What you need to do:
Please count the lines below that contain the word "JSON", and reply with that number alone.

Dataset records:

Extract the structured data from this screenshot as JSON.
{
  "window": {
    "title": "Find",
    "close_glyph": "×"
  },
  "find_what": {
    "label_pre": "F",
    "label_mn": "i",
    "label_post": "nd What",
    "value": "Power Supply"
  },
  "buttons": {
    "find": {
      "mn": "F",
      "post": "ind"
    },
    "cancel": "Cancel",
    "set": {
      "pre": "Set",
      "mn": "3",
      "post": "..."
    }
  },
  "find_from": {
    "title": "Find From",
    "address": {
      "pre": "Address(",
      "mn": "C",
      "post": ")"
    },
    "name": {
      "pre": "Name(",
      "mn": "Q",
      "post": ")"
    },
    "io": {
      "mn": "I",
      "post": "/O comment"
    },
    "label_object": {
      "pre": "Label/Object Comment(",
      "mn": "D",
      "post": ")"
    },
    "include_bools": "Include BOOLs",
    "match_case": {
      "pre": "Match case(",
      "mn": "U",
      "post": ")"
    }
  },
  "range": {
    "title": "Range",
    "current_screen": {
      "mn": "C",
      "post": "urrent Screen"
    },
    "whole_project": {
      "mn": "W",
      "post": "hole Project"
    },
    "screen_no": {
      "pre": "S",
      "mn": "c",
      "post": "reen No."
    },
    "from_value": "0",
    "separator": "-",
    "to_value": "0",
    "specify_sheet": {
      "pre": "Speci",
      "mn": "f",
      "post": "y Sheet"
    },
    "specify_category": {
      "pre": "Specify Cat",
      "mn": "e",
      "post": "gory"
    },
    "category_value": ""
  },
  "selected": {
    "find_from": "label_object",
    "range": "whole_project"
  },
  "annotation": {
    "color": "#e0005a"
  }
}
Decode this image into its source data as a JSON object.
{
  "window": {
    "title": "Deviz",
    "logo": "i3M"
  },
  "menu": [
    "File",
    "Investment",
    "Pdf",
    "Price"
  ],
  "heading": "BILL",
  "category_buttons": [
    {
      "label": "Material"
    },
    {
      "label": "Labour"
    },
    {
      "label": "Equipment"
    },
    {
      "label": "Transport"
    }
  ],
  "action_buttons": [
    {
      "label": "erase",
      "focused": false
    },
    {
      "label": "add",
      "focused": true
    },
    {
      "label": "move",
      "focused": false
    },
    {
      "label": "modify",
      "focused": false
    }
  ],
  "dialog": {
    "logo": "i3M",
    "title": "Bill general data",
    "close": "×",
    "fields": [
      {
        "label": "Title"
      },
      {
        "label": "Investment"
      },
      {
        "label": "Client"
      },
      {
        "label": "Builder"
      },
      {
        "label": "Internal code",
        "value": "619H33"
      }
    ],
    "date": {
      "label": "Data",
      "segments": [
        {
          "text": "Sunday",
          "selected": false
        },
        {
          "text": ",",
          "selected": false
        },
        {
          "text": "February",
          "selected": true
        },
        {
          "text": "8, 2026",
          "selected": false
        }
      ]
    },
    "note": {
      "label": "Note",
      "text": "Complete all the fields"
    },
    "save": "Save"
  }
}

Complete answer:
2